• Raw records
-=-=-

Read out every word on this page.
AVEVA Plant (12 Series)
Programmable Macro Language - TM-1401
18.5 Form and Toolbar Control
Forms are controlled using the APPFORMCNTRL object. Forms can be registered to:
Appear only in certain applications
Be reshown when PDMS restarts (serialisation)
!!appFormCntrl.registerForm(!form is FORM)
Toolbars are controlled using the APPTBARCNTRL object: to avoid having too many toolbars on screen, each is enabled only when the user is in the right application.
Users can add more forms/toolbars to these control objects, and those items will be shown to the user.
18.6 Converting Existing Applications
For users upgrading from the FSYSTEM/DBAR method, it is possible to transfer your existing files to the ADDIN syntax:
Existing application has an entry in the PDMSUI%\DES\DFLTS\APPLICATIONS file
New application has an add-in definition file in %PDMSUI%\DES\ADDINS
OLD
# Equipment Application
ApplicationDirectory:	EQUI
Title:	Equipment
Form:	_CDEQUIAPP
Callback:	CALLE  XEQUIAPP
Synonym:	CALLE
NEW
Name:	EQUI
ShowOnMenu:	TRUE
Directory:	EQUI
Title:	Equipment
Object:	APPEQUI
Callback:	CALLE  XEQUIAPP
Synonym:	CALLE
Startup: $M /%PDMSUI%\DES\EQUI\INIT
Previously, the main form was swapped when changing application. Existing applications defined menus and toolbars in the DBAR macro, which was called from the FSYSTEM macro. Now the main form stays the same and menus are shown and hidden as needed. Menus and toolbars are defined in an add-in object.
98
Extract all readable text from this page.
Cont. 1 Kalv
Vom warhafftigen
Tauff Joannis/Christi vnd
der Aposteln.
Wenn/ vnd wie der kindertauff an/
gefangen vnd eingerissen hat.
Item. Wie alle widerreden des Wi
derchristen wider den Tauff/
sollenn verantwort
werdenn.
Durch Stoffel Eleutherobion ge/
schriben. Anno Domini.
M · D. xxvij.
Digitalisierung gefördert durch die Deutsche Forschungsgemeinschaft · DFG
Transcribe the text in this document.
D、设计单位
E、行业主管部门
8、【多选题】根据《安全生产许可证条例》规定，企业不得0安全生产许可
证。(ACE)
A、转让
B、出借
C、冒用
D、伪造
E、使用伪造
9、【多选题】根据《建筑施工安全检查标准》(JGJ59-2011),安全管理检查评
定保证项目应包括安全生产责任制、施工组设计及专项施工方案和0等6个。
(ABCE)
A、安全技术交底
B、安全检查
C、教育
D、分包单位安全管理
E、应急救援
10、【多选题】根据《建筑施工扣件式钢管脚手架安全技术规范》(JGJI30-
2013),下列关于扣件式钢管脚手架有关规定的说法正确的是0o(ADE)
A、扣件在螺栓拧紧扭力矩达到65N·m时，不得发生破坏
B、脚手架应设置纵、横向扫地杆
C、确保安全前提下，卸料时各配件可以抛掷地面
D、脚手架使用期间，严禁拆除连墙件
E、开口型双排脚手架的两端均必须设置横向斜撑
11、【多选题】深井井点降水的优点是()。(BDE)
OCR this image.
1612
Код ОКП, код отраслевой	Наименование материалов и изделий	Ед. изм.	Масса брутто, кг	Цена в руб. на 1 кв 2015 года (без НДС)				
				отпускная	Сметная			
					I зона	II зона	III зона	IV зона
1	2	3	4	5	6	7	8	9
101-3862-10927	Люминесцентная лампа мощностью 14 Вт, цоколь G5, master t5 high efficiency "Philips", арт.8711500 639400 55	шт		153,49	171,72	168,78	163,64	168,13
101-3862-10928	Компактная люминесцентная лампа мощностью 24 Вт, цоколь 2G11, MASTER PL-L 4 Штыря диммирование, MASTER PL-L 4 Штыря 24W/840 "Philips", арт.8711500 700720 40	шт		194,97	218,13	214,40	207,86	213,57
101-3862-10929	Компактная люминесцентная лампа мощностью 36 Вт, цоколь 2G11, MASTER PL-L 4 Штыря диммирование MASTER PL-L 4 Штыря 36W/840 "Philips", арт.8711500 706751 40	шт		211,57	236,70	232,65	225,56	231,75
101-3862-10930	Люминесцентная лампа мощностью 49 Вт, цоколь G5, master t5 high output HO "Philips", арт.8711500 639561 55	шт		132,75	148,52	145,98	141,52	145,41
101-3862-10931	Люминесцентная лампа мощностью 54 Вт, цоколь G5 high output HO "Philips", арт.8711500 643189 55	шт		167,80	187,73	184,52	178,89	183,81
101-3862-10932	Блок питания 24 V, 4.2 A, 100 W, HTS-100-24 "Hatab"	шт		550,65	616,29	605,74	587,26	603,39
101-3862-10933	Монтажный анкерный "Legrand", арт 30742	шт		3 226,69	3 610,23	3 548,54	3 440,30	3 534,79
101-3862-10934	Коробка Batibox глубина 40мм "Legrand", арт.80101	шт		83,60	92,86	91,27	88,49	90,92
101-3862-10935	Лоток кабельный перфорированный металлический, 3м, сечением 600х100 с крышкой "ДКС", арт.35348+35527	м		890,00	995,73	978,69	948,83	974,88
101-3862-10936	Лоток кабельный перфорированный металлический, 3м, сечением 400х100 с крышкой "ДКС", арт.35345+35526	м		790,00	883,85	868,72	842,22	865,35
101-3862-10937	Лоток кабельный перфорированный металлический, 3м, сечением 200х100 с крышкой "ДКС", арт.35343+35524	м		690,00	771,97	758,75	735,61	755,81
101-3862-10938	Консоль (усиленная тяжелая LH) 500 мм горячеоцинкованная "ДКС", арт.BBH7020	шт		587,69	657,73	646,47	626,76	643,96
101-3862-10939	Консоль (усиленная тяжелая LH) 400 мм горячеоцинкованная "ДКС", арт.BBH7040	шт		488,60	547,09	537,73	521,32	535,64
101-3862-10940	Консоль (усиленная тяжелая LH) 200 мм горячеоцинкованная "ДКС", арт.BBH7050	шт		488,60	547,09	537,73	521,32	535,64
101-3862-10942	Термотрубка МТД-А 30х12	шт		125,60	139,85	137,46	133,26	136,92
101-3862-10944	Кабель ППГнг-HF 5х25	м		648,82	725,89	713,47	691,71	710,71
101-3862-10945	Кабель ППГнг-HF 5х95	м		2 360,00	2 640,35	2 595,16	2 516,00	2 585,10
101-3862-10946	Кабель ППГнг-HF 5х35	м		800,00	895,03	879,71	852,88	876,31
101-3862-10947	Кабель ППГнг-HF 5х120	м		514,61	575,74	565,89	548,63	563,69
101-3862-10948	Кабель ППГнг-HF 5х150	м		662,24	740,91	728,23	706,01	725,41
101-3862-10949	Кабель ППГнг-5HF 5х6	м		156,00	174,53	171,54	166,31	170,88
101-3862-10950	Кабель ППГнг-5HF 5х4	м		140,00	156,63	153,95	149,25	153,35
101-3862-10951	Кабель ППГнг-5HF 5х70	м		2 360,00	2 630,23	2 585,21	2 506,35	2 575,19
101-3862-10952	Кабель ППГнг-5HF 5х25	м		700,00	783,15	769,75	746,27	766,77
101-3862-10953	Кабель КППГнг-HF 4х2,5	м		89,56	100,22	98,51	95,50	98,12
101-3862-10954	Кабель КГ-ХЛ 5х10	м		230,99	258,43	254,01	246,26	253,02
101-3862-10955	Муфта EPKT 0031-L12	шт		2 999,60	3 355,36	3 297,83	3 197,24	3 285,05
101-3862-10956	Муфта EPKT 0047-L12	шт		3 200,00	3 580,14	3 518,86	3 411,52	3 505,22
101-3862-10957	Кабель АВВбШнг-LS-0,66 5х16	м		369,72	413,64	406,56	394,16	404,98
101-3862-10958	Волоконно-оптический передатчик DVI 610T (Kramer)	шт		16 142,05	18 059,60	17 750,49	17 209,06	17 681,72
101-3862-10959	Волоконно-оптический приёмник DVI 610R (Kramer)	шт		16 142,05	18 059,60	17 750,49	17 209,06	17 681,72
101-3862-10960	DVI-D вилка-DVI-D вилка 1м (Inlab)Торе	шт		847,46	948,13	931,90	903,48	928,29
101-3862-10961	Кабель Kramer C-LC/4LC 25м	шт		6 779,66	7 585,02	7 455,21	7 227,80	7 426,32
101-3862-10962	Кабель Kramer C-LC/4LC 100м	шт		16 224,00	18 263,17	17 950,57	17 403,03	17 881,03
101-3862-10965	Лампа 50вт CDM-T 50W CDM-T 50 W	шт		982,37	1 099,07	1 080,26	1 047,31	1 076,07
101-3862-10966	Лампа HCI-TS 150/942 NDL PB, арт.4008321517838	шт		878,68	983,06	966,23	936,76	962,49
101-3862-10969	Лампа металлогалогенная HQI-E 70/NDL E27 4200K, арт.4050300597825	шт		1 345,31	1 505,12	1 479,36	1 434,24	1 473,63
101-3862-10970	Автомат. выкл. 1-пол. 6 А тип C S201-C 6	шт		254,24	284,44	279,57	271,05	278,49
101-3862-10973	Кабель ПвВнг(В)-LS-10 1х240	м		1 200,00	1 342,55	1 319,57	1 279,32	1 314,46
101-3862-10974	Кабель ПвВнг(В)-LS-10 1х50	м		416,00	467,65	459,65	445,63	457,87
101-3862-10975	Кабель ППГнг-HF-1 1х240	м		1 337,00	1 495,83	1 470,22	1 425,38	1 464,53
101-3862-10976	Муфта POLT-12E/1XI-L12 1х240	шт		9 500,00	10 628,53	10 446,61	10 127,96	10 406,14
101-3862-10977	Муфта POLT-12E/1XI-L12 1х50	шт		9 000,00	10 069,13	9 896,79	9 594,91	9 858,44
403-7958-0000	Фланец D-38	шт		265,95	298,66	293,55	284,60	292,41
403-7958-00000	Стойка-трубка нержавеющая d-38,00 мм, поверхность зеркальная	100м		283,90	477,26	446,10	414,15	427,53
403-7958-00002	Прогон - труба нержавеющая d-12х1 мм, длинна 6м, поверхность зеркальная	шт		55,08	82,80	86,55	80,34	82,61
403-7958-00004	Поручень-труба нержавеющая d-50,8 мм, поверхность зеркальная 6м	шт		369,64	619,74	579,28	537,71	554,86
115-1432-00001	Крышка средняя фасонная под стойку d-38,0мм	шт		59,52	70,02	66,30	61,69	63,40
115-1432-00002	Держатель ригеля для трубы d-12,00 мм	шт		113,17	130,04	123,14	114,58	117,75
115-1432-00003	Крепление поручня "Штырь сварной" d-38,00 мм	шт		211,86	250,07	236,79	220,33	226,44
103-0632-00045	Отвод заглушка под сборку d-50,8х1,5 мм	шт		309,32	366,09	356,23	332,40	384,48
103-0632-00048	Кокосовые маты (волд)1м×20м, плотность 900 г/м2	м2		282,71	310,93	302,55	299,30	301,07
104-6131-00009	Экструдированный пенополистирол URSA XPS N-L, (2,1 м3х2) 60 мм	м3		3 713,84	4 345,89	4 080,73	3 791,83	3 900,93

-=-=-

• SET TASK
Spot every line that holds "Консоль" and copy it.

• EXERCISE ANSWER
101-3862-10938	Консоль (усиленная тяжелая LH) 500 мм горячеоцинкованная "ДКС", арт.BBH7020	шт		587,69	657,73	646,47	626,76	643,96
101-3862-10939	Консоль (усиленная тяжелая LH) 400 мм горячеоцинкованная "ДКС", арт.BBH7040	шт		488,60	547,09	537,73	521,32	535,64
101-3862-10940	Консоль (усиленная тяжелая LH) 200 мм горячеоцинкованная "ДКС", арт.BBH7050	шт		488,60	547,09	537,73	521,32	535,64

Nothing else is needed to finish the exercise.